» **OBJECTIVE**: Count lines, not occurrences: give the number of lines holding the word "Plateau", and nothing besides.

» **DATA ROWS**:
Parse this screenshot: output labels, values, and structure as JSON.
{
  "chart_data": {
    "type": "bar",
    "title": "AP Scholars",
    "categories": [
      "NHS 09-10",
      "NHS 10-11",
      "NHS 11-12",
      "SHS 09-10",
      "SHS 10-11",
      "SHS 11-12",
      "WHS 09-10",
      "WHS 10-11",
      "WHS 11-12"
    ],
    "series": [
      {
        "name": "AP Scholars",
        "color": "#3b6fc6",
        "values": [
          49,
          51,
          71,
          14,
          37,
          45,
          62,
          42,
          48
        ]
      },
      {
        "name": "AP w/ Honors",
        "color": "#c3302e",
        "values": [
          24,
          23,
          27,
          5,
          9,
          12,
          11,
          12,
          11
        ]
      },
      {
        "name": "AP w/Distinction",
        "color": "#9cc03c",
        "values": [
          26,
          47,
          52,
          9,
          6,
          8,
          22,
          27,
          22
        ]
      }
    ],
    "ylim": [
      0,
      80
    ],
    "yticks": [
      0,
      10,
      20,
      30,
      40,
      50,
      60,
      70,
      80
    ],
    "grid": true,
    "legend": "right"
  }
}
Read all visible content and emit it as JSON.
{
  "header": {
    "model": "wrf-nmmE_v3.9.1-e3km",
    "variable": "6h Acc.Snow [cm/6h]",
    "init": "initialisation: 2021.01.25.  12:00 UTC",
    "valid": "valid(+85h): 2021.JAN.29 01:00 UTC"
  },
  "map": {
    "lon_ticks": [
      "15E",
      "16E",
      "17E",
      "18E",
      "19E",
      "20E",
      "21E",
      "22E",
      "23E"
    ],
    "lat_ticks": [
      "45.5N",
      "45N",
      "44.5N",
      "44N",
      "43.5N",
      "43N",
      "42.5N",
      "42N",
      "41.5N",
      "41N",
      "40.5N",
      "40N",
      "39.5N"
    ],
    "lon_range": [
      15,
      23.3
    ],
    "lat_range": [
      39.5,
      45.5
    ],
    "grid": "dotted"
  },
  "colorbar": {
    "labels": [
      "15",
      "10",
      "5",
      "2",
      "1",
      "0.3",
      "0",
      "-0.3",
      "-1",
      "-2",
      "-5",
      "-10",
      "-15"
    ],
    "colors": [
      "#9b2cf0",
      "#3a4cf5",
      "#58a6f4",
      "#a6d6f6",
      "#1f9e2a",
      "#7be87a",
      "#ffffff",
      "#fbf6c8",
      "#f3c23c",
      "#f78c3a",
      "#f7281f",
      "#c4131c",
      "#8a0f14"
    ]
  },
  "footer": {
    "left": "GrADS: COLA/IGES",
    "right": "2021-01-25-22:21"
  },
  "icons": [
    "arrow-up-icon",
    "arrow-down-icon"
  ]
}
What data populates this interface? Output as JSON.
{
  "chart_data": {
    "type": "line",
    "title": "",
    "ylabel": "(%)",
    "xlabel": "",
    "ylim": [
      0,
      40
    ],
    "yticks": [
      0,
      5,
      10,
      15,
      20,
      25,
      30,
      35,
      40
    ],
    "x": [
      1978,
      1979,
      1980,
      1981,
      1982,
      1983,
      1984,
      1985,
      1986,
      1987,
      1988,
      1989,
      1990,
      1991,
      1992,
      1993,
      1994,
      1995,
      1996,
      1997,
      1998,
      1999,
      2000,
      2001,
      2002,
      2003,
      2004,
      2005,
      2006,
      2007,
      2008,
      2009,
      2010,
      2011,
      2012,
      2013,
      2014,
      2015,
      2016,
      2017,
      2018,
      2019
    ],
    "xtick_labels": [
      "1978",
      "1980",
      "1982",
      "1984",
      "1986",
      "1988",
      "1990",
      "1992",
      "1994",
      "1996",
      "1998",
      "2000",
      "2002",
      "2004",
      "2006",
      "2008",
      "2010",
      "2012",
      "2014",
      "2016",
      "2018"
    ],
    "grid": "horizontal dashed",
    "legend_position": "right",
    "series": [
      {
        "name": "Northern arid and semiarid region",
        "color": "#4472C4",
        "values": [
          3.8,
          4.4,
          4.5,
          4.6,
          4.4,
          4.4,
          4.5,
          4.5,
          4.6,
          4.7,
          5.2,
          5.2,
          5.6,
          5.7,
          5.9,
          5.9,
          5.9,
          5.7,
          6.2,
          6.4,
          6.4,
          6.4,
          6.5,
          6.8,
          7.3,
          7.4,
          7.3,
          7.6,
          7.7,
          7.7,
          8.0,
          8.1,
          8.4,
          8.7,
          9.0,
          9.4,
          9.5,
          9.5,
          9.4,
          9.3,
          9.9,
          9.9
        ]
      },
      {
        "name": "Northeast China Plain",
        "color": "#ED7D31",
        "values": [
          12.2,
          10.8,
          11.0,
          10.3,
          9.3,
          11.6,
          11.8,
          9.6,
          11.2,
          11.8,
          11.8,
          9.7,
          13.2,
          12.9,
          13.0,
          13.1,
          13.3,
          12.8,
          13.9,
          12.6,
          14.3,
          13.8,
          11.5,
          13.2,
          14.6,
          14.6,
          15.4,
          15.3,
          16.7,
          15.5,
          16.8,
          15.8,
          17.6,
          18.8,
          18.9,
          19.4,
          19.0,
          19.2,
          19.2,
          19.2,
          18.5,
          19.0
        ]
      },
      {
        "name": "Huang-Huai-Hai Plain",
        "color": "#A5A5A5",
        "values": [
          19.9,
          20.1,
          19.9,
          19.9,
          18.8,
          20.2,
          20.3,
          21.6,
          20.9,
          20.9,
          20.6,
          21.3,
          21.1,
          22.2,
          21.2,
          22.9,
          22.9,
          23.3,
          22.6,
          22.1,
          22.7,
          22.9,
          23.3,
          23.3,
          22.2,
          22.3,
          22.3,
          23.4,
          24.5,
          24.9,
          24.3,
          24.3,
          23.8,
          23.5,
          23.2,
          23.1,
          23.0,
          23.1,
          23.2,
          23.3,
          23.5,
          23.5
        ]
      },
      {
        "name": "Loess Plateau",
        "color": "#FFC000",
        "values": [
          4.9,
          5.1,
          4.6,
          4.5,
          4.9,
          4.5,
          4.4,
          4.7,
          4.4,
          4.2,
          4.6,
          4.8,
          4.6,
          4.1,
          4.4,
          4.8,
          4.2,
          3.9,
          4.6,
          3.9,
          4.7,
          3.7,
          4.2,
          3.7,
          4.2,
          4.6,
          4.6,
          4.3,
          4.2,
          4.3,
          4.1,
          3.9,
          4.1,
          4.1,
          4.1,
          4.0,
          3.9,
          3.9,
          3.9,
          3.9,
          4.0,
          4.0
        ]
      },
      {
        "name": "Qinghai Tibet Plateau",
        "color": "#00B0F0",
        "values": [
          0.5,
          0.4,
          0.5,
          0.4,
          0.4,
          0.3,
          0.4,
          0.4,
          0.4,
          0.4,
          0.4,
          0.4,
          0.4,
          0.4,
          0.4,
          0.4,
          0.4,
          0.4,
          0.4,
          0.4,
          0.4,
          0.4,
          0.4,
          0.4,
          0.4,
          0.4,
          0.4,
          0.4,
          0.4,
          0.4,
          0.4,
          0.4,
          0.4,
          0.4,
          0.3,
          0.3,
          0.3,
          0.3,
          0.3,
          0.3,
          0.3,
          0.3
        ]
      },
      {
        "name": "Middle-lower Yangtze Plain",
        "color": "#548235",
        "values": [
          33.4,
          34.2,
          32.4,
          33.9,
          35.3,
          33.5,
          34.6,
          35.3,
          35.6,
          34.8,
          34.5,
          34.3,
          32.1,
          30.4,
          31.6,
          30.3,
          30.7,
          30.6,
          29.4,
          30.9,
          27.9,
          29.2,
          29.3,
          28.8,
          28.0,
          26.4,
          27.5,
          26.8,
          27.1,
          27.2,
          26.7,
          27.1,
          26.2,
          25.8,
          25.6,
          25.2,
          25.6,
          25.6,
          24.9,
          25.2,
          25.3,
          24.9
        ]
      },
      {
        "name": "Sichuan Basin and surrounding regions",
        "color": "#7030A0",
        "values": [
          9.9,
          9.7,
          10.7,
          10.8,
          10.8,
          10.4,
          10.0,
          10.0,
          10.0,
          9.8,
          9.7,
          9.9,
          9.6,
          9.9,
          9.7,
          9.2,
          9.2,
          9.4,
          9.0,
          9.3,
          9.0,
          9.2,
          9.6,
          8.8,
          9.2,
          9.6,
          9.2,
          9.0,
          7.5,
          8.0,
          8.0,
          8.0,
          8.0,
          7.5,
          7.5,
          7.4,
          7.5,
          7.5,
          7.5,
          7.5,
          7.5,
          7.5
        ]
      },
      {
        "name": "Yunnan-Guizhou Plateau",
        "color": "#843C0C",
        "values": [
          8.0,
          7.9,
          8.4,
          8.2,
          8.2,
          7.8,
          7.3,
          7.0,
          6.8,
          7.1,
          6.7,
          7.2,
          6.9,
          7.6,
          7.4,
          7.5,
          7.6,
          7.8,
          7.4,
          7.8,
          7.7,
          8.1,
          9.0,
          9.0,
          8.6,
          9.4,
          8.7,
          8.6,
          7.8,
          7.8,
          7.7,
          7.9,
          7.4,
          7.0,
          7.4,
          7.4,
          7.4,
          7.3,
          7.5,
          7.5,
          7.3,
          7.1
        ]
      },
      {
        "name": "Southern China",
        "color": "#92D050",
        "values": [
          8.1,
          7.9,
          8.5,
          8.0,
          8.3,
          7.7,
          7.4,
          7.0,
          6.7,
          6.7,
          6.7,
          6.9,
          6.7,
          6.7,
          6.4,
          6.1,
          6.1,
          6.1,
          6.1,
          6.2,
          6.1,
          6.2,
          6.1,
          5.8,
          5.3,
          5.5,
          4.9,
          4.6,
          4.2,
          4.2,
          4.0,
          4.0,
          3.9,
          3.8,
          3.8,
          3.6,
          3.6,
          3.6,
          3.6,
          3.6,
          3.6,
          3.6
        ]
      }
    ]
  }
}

» **OUTPUT OF THE EXERCISE**: 3